- _What this task involves_:
Output all lines exactly.
-*-*-
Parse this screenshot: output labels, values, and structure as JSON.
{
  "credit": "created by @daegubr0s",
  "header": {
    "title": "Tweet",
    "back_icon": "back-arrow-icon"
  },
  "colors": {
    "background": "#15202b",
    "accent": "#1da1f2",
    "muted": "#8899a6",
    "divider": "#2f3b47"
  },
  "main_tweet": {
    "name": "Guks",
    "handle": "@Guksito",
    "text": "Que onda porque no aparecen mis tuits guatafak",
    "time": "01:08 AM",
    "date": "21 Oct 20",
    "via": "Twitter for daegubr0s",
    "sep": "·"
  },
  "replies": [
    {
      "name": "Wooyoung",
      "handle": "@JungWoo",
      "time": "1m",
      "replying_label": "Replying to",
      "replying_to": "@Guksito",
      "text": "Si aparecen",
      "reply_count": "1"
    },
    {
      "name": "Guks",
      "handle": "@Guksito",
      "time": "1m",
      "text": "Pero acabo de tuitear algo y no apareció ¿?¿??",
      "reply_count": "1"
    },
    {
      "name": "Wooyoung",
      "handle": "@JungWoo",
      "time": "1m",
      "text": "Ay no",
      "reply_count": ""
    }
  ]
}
-*-*-
- _Task response_:
Parse this screenshot: output labels, values, and structure as JSON.
{
  "credit": "created by @daegubr0s",
  "header": {
    "title": "Tweet",
    "back_icon": "back-arrow-icon"
  },
  "colors": {
    "background": "#15202b",
    "accent": "#1da1f2",
    "muted": "#8899a6",
    "divider": "#2f3b47"
  },
  "main_tweet": {
    "name": "Guks",
    "handle": "@Guksito",
    "text": "Que onda porque no aparecen mis tuits guatafak",
    "time": "01:08 AM",
    "date": "21 Oct 20",
    "via": "Twitter for daegubr0s",
    "sep": "·"
  },
  "replies": [
    {
      "name": "Wooyoung",
      "handle": "@JungWoo",
      "time": "1m",
      "replying_label": "Replying to",
      "replying_to": "@Guksito",
      "text": "Si aparecen",
      "reply_count": "1"
    },
    {
      "name": "Guks",
      "handle": "@Guksito",
      "time": "1m",
      "text": "Pero acabo de tuitear algo y no apareció ¿?¿??",
      "reply_count": "1"
    },
    {
      "name": "Wooyoung",
      "handle": "@JungWoo",
      "time": "1m",
      "text": "Ay no",
      "reply_count": ""
    }
  ]
}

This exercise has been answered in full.